▶ Directions:
**1.** Using the article on AnalyticDB data ingestion, explain in one to three sentences why Hudi's Append Only mode, rather than Hudi Upsert, is used to write SLS data.
**2.** Transcribe the passage of the article on AnalyticDB data ingestion from "The following figure" up to and including "in the end.".

▶ Excerpt provided:
○ ○ ○ ○ ○ ○ ○
AnalyticDB for MySQL is highly compatible with the MySQL protocol, allowing for millisecond-level data retrieval and handling queries within seconds. It provides real-time multi-dimensional analysis and business exploration capabilities for large amounts of data. AnalyticDB for MySQL Data Lakehouse Edition offers low-cost offline data processing and high-performance online analysis, enabling a database-like experience with data lakes. This solution helps enterprises reduce costs and increase efficiency by establishing an enterprise-level data analysis platform.
Introduction to APS (AnalyticDB Pipeline Service): As part of the AnalyticDB for MySQL Data Lakehouse Edition, APS data channel components have been introduced to provide real-time data streaming services for low-cost and low-latency data ingestion and warehousing. This article focuses on the challenges and solutions of using APS with SLS to achieve quick data ingestion with Exactly-Once consistency. Flink, a widely recognized big data processing framework, is chosen as the underlying engine for constructing the data tunnel. AnalyticDB for MySQL's lake is built on Hudi, a mature data lake foundation used by many large enterprises. Leveraging their experience, AnalyticDB for MySQL Data Lakehouse Edition provides an integrated solution by deeply integrating lakes and warehouses.
Challenges of achieving Exactly-Once consistency in data ingestion: In the data tunnel, exceptions may occur due to scenarios like upgrades or scaling, which can lead to link restarts and trigger replay of previously processed data from the source end, resulting in duplicate data on the target end. One approach to address this issue is configuring a business primary key and using Hudi's Upsert capability to achieve idempotent writing. However, for SLS data with a throughput of several GB per second (e.g., 4 GB/s for a specific business), controlling costs becomes challenging, making it difficult to meet the requirements with Hudi Upsert. Since SLS data is append-only in nature, Hudi's Append Only mode is used for writing data to achieve high throughput, along with other mechanisms to prevent data duplication and loss.
The consistency assurance of stream computing generally includes the following types.
At-Least-Once | Data is not lost during processing, but may be duplicated. |
At-Most-Once | Data is not duplicated during processing, but may be lost. |
Exactly-Once | All data is processed once without duplication and loss. |
Among various consistency semantics in stream computing, Exactly-Once consistency is the most demanding. In stream computing, Exactly-Once refers to the exact consistency of the internal state. However, business scenarios require end-to-end Exactly-Once consistency, ensuring that data on the target remains consistent with the source, without duplication or loss, in the event of a failover.
In order to achieve Exactly-Once consistency, we need to consider the scenario of failover. This means recovering to a consistent state when the system downtime task is restarted. Flink is known as stateful stream processing because it can save its state to the backend storage through the checkpoint mechanism and restore the state to a consistent state from the backend storage upon restart. However, Flink only ensures that its own state is consistent during state recovery. In a complete system that includes source, Flink, and target, there may still be data loss or duplication, resulting in end-to-end inconsistency. Let's discuss the issue of data duplication using the example of string concatenation.
The following figure illustrates the process of string concatenation. The logic is to read characters one by one from the source and concatenate them. Each concatenated character is outputted to the target, resulting in the output of multiple non-repeating strings such as a, ab, and abc in the end.
○ ○ ○ ○ ○ ○ ○
▶ Dataset entries:

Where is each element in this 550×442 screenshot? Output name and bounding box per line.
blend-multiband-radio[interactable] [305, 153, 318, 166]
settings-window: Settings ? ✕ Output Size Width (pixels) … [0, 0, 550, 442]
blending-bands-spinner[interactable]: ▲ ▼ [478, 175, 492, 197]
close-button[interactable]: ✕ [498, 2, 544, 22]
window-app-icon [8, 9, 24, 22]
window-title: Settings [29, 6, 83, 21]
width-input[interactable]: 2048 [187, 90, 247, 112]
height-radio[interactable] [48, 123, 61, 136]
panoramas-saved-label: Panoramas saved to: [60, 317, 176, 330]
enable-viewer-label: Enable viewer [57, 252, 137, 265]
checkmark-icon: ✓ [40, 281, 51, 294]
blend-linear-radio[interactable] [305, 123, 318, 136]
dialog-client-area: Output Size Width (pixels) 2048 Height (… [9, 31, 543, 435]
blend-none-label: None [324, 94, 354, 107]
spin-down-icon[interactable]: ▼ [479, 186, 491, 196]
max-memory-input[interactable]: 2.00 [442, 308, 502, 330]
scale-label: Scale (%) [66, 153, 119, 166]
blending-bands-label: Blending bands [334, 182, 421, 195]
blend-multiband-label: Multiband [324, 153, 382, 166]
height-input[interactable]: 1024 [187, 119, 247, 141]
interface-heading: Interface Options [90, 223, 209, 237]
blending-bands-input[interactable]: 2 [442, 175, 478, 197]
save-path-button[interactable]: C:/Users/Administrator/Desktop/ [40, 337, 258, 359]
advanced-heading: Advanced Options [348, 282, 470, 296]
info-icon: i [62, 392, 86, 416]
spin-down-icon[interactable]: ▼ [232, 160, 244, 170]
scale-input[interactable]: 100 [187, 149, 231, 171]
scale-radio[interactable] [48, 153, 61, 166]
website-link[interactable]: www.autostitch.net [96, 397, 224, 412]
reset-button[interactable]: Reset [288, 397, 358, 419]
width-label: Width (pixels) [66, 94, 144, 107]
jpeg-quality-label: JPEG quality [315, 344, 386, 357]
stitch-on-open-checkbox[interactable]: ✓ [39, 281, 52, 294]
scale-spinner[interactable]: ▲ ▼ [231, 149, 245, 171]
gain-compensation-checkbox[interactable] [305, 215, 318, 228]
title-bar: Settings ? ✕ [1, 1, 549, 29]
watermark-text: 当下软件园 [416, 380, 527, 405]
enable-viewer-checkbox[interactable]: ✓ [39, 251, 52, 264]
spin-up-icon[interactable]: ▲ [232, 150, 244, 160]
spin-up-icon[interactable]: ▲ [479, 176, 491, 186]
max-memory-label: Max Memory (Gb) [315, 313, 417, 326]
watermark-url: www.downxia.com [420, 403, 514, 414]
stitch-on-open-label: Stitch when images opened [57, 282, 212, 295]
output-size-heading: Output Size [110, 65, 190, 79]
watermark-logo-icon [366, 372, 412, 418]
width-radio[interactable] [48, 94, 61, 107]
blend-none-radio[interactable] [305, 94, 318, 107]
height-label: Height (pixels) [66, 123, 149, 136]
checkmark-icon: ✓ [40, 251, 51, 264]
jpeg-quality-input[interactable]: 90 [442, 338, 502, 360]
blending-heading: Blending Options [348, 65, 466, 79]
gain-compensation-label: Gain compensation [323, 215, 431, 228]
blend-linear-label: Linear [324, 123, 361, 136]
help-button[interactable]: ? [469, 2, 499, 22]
○ ○ ○ ○ ○ ○ ○
▶ Problem solutions:
**1.** SLS data can reach a throughput of several GB per second (for example, 4 GB/s for one business), and at that volume it is hard to control costs and meet requirements with Hudi Upsert. SLS data is also append-only by nature. Append Only mode is therefore used to reach high throughput, and other mechanisms prevent data duplication and loss.

**2.**
The following figure illustrates the process of string concatenation. The logic is to read characters one by one from the source and concatenate them. Each concatenated character is outputted to the target, resulting in the output of multiple non-repeating strings such as a, ab, and abc in the end.